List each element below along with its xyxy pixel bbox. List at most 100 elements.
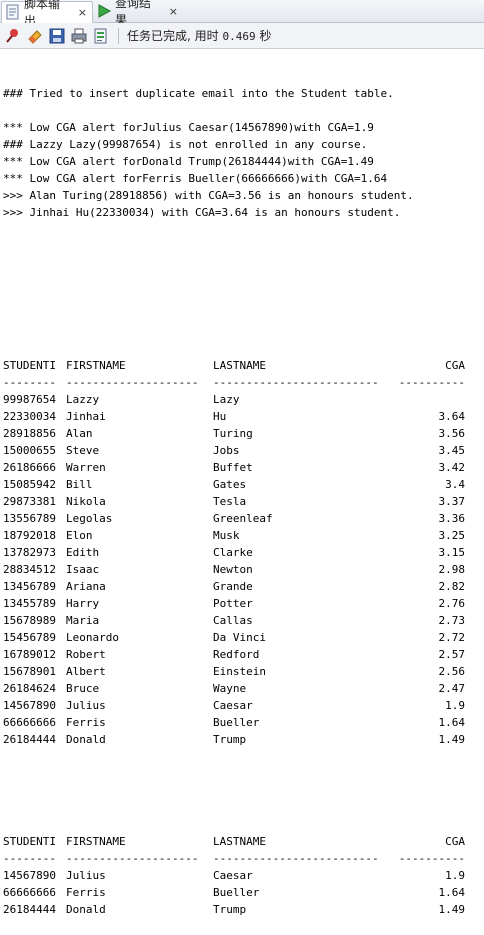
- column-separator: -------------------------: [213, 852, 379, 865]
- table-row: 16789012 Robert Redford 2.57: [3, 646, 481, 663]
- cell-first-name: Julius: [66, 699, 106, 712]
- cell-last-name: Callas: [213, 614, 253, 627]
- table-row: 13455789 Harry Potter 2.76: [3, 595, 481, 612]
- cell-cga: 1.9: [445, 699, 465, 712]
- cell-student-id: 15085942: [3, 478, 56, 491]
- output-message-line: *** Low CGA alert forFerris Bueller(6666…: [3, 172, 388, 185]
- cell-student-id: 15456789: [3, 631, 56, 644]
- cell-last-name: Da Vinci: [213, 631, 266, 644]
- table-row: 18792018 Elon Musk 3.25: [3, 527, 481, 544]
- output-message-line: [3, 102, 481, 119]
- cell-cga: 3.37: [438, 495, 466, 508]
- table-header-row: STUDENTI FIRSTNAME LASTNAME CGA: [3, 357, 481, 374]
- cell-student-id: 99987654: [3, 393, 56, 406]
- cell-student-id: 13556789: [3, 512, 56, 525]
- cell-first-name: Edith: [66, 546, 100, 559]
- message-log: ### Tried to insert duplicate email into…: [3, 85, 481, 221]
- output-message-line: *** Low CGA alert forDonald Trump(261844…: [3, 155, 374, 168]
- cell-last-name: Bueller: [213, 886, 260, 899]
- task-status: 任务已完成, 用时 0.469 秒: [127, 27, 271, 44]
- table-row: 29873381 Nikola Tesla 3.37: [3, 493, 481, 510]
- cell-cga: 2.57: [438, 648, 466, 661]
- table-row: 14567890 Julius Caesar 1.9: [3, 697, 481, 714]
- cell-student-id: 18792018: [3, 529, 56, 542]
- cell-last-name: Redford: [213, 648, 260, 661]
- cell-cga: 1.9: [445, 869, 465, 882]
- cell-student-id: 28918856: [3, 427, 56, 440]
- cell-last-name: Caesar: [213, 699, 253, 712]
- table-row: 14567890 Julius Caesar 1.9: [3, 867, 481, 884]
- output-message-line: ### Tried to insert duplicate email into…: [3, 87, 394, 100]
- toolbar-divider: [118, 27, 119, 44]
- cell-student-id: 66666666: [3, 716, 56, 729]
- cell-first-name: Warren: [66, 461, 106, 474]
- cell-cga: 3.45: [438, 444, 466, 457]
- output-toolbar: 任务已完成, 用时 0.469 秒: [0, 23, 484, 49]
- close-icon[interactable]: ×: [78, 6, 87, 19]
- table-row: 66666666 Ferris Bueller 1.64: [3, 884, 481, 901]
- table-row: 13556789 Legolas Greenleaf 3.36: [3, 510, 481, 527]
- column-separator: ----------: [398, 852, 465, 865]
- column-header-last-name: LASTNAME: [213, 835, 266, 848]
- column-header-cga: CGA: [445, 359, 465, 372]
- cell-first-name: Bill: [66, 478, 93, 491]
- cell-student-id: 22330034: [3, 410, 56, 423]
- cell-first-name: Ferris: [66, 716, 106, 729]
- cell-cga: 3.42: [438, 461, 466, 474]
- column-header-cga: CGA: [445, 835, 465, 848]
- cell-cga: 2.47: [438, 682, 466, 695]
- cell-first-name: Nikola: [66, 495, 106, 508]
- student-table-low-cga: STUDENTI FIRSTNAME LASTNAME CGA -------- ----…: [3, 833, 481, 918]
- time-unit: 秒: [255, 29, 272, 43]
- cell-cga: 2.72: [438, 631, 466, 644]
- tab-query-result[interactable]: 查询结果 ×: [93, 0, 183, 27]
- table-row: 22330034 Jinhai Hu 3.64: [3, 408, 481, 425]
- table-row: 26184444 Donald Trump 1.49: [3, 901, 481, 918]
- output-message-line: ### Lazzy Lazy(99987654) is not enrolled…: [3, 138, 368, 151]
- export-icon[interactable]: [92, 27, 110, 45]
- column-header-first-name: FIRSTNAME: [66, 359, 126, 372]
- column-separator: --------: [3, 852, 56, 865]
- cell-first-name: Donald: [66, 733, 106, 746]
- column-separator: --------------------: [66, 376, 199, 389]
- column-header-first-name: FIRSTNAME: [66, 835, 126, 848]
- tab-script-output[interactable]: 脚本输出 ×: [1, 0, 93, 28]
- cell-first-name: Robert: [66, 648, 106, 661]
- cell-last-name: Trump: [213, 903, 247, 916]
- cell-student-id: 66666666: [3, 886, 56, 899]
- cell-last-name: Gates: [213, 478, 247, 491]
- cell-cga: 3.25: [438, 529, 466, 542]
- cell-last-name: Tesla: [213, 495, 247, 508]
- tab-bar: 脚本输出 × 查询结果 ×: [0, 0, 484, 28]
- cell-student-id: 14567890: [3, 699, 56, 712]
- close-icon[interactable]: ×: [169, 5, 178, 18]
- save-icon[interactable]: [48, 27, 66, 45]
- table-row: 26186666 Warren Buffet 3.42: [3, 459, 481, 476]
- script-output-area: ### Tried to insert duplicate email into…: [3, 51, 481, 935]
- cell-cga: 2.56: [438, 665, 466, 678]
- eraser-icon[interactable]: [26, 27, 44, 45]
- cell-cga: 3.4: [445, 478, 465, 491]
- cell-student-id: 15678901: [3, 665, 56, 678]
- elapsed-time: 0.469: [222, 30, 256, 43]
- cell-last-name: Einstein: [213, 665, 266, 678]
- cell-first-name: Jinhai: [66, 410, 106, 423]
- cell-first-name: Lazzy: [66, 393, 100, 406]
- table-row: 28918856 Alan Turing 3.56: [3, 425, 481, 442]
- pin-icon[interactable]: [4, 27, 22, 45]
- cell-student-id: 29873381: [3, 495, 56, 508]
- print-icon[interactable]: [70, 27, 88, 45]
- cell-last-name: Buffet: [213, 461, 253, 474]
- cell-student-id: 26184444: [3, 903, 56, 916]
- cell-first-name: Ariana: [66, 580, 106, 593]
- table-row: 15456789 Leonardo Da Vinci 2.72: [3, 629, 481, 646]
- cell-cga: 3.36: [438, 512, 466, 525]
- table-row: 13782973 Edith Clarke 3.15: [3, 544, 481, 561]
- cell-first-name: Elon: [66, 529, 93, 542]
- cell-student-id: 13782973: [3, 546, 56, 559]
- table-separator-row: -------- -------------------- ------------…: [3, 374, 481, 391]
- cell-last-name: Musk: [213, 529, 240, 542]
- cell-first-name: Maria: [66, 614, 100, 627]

******************************

▶ **What you will do**:
Copy out the entries word for word, starting with the one that contains "852, 379, 865]" and continuing through the one that contains "- cell-student-id: 28918856: [3, 427, 56, 440]".

▶ **Task output**:
- column-separator: -------------------------: [213, 852, 379, 865]
- table-row: 16789012 Robert Redford 2.57: [3, 646, 481, 663]
- cell-first-name: Julius: [66, 699, 106, 712]
- cell-last-name: Callas: [213, 614, 253, 627]
- table-row: 13455789 Harry Potter 2.76: [3, 595, 481, 612]
- cell-cga: 1.9: [445, 699, 465, 712]
- cell-student-id: 15085942: [3, 478, 56, 491]
- output-message-line: *** Low CGA alert forFerris Bueller(6666…: [3, 172, 388, 185]
- cell-student-id: 15456789: [3, 631, 56, 644]
- cell-last-name: Da Vinci: [213, 631, 266, 644]
- table-row: 18792018 Elon Musk 3.25: [3, 527, 481, 544]
- output-message-line: [3, 102, 481, 119]
- cell-cga: 3.37: [438, 495, 466, 508]
- table-header-row: STUDENTI FIRSTNAME LASTNAME CGA: [3, 357, 481, 374]
- cell-student-id: 99987654: [3, 393, 56, 406]
- cell-student-id: 13556789: [3, 512, 56, 525]
- cell-first-name: Edith: [66, 546, 100, 559]
- message-log: ### Tried to insert duplicate email into…: [3, 85, 481, 221]
- output-message-line: *** Low CGA alert forDonald Trump(261844…: [3, 155, 374, 168]
- cell-last-name: Bueller: [213, 886, 260, 899]
- task-status: 任务已完成, 用时 0.469 秒: [127, 27, 271, 44]
- table-row: 29873381 Nikola Tesla 3.37: [3, 493, 481, 510]
- cell-cga: 2.57: [438, 648, 466, 661]
- table-row: 14567890 Julius Caesar 1.9: [3, 697, 481, 714]
- cell-student-id: 18792018: [3, 529, 56, 542]
- cell-last-name: Redford: [213, 648, 260, 661]
- cell-cga: 1.9: [445, 869, 465, 882]
- cell-student-id: 28918856: [3, 427, 56, 440]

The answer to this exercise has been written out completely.